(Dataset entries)
══════

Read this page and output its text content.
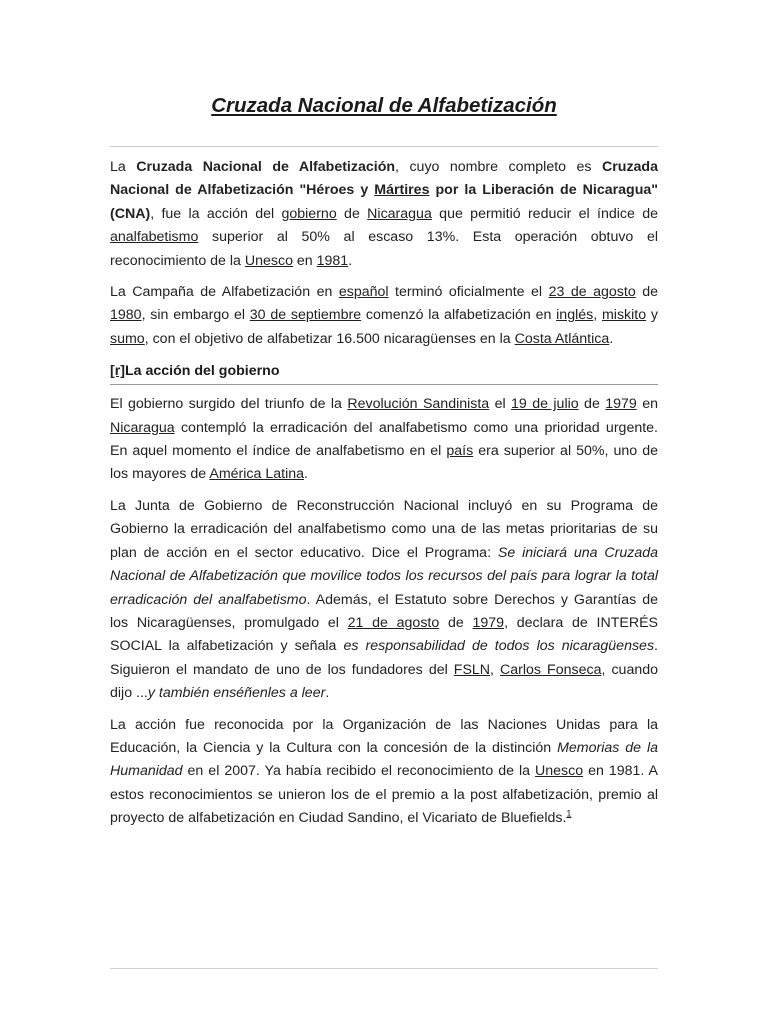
Cruzada Nacional de Alfabetización

La Cruzada Nacional de Alfabetización, cuyo nombre completo es Cruzada Nacional de Alfabetización "Héroes y Mártires por la Liberación de Nicaragua" (CNA), fue la acción del gobierno de Nicaragua que permitió reducir el índice de analfabetismo superior al 50% al escaso 13%. Esta operación obtuvo el reconocimiento de la Unesco en 1981.

La Campaña de Alfabetización en español terminó oficialmente el 23 de agosto de 1980, sin embargo el 30 de septiembre comenzó la alfabetización en inglés, miskito y sumo, con el objetivo de alfabetizar 16.500 nicaragüenses en la Costa Atlántica.

[r]La acción del gobierno

El gobierno surgido del triunfo de la Revolución Sandinista el 19 de julio de 1979 en Nicaragua contempló la erradicación del analfabetismo como una prioridad urgente. En aquel momento el índice de analfabetismo en el país era superior al 50%, uno de los mayores de América Latina.

La Junta de Gobierno de Reconstrucción Nacional incluyó en su Programa de Gobierno la erradicación del analfabetismo como una de las metas prioritarias de su plan de acción en el sector educativo. Dice el Programa: Se iniciará una Cruzada Nacional de Alfabetización que movilice todos los recursos del país para lograr la total erradicación del analfabetismo. Además, el Estatuto sobre Derechos y Garantías de los Nicaragüenses, promulgado el 21 de agosto de 1979, declara de INTERÉS SOCIAL la alfabetización y señala es responsabilidad de todos los nicaragüenses. Siguieron el mandato de uno de los fundadores del FSLN, Carlos Fonseca, cuando dijo ...y también enséñenles a leer.

La acción fue reconocida por la Organización de las Naciones Unidas para la Educación, la Ciencia y la Cultura con la concesión de la distinción Memorias de la Humanidad en el 2007. Ya había recibido el reconocimiento de la Unesco en 1981. A estos reconocimientos se unieron los de el premio a la post alfabetización, premio al proyecto de alfabetización en Ciudad Sandino, el Vicariato de Bluefields.$^1$
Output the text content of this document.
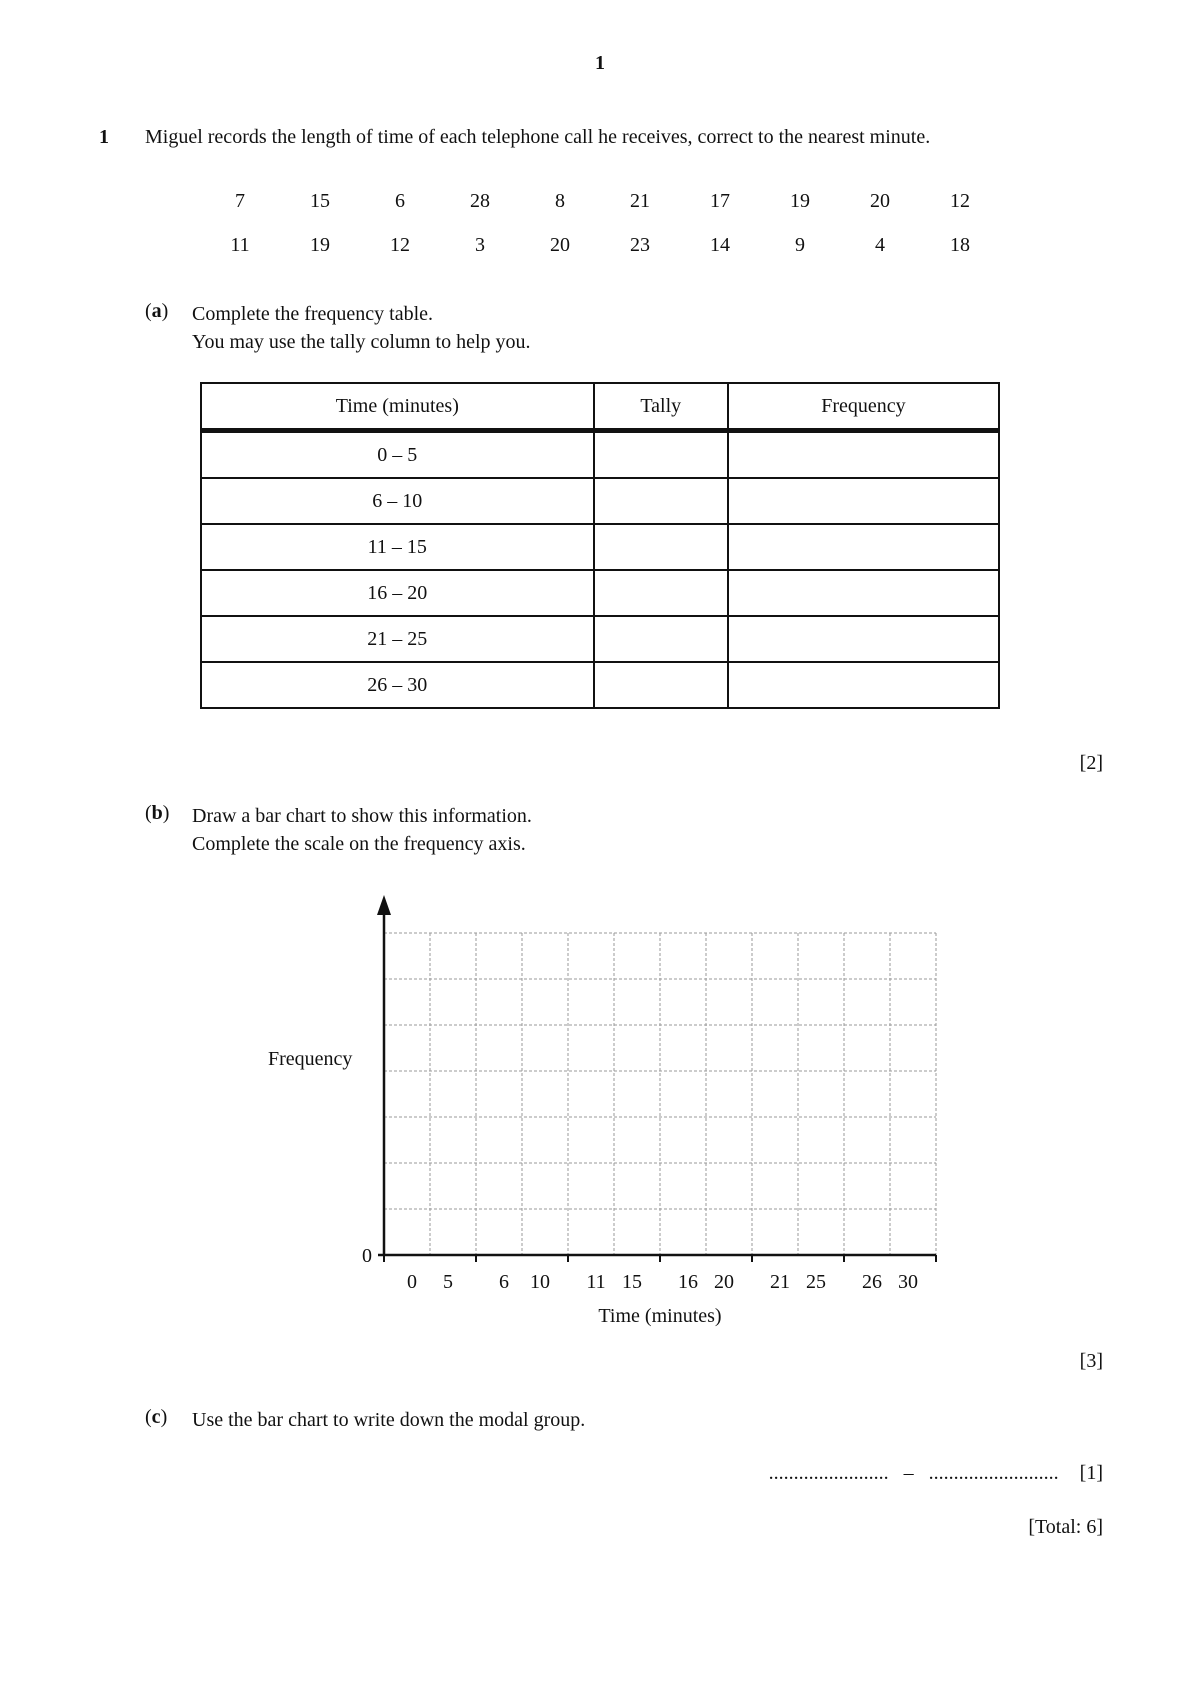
1
1 Miguel records the length of time of each telephone call he receives, correct to the nearest minute.
7	15	6	28	8	21	17	19	20	12
11	19	12	3	20	23	14	9	4	18
(a) Complete the frequency table.
You may use the tally column to help you.
Time (minutes)	Tally	Frequency
0 – 5		
6 – 10		
11 – 15		
16 – 20		
21 – 25		
26 – 30		
[2]
(b) Draw a bar chart to show this information.
Complete the scale on the frequency axis.
0
Frequency
Time (minutes)
0 5 6 10 11 15 16 20 21 25 26 30
[3]
(c) Use the bar chart to write down the modal group.
........................ – .......................... [1]
[Total: 6]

══════

| GOAL |
Which lines of the material contain the string "text"? List each of them.

| EXPECTED ANSWER |
Read this page and output its text content.
Output the text content of this document.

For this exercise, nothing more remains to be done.